* _Task directions_: Wherever the word "responsible" appears in a line, extract that line.

* _Input for this task_:
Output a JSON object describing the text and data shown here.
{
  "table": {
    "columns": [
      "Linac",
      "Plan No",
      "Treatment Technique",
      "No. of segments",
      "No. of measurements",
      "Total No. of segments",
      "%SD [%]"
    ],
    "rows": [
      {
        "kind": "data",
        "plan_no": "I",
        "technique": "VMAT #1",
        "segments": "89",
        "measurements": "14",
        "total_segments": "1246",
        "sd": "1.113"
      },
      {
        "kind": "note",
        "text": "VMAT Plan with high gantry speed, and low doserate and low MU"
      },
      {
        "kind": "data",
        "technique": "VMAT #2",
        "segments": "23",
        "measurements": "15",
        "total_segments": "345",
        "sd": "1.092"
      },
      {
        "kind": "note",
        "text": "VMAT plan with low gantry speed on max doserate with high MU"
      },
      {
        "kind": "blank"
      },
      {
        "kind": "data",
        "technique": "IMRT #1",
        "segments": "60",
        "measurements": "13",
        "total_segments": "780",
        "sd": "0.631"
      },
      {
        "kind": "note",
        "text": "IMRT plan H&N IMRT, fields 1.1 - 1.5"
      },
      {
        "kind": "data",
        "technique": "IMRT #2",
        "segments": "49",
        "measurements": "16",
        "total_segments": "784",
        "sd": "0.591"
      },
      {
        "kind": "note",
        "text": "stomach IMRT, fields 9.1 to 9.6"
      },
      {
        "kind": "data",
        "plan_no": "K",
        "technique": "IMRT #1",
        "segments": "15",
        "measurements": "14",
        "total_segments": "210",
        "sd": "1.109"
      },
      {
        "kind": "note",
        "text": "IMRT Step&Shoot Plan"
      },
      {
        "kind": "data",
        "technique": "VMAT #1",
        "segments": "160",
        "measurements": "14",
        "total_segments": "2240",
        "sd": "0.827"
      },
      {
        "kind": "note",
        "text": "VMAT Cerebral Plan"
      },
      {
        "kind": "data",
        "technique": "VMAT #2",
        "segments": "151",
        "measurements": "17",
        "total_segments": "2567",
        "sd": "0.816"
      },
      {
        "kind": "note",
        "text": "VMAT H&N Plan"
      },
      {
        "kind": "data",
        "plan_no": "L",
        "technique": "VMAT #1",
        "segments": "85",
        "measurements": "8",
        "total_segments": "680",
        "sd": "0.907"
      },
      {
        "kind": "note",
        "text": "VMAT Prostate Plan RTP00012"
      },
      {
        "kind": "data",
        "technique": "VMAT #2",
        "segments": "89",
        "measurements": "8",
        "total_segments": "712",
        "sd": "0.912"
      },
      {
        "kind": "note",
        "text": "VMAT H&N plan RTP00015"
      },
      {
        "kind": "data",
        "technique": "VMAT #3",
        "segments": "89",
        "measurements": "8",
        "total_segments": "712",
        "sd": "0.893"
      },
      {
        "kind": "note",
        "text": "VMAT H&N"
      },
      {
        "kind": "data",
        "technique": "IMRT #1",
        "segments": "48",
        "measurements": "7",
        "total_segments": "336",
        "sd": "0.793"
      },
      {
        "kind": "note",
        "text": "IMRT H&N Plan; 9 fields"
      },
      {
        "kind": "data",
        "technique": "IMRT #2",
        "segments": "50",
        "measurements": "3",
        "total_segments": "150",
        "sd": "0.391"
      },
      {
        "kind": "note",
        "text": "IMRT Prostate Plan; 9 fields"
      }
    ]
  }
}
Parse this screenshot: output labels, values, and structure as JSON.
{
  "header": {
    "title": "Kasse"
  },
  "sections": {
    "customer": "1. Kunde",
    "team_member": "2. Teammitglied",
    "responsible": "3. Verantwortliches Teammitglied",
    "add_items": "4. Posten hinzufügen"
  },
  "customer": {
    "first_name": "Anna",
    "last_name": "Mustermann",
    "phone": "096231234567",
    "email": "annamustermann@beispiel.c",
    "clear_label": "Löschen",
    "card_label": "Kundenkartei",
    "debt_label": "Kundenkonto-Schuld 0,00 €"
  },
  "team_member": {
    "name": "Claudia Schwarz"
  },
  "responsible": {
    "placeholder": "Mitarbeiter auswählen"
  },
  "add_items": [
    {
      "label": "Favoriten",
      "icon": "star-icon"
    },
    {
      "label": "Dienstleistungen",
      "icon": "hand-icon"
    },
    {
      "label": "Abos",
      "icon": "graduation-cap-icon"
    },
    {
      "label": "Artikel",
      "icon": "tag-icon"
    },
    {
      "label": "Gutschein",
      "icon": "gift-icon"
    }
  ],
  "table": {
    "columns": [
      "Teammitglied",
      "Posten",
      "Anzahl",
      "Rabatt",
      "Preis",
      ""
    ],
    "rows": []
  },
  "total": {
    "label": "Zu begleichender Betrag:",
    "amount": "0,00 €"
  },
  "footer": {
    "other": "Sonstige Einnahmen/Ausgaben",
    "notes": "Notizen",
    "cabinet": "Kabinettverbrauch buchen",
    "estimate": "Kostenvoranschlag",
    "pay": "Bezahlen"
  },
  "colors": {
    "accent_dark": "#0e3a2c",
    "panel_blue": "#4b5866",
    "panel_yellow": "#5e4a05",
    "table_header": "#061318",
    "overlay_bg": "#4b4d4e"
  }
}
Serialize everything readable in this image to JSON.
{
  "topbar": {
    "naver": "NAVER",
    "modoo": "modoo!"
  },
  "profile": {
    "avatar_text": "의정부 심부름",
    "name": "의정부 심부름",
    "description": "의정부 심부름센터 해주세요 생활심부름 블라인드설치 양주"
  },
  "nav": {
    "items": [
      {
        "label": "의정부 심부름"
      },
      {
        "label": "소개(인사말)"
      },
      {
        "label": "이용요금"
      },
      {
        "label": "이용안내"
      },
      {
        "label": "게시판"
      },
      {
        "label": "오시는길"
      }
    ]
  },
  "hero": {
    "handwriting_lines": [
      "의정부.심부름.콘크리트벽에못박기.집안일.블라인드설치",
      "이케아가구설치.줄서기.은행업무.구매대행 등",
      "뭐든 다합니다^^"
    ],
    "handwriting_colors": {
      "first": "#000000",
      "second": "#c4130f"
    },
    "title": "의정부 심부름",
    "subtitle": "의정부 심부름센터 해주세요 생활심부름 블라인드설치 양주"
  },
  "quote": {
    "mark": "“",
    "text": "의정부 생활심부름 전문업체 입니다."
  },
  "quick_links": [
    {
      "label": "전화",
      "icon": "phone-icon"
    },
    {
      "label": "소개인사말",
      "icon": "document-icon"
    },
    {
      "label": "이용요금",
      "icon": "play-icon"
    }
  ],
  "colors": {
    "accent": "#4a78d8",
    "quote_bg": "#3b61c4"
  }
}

* _Answer to this problem_:
    "responsible": "3. Verantwortliches Teammitglied",
  "responsible": {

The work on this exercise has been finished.